[RECORDS PROVIDED]
****************************************
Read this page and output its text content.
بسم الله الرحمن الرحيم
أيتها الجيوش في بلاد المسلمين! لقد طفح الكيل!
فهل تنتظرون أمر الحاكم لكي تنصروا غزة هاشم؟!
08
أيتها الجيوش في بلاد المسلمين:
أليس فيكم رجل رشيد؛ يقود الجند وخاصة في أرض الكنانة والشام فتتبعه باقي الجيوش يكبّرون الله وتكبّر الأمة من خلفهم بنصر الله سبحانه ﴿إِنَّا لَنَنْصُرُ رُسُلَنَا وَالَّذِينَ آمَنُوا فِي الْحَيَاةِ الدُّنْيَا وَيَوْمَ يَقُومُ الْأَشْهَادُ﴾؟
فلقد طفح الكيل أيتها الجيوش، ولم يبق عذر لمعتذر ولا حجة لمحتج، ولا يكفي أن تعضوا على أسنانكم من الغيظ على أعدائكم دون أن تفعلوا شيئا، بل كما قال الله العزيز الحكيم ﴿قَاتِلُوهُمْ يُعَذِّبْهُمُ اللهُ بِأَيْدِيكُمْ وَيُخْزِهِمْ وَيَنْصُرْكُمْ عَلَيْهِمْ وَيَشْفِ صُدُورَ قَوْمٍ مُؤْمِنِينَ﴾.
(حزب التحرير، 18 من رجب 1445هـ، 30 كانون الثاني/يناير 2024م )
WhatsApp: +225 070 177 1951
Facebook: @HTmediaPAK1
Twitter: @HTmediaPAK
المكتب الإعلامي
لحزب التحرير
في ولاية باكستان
****************************************
[WRITTEN INSTRUCTION]
Give all the entries again exactly; leave none out.

[THE REPLY]
Read this page and output its text content.
بسم الله الرحمن الرحيم
أيتها الجيوش في بلاد المسلمين! لقد طفح الكيل!
فهل تنتظرون أمر الحاكم لكي تنصروا غزة هاشم؟!
08
أيتها الجيوش في بلاد المسلمين:
أليس فيكم رجل رشيد؛ يقود الجند وخاصة في أرض الكنانة والشام فتتبعه باقي الجيوش يكبّرون الله وتكبّر الأمة من خلفهم بنصر الله سبحانه ﴿إِنَّا لَنَنْصُرُ رُسُلَنَا وَالَّذِينَ آمَنُوا فِي الْحَيَاةِ الدُّنْيَا وَيَوْمَ يَقُومُ الْأَشْهَادُ﴾؟
فلقد طفح الكيل أيتها الجيوش، ولم يبق عذر لمعتذر ولا حجة لمحتج، ولا يكفي أن تعضوا على أسنانكم من الغيظ على أعدائكم دون أن تفعلوا شيئا، بل كما قال الله العزيز الحكيم ﴿قَاتِلُوهُمْ يُعَذِّبْهُمُ اللهُ بِأَيْدِيكُمْ وَيُخْزِهِمْ وَيَنْصُرْكُمْ عَلَيْهِمْ وَيَشْفِ صُدُورَ قَوْمٍ مُؤْمِنِينَ﴾.
(حزب التحرير، 18 من رجب 1445هـ، 30 كانون الثاني/يناير 2024م )
WhatsApp: +225 070 177 1951
Facebook: @HTmediaPAK1
Twitter: @HTmediaPAK
المكتب الإعلامي
لحزب التحرير
في ولاية باكستان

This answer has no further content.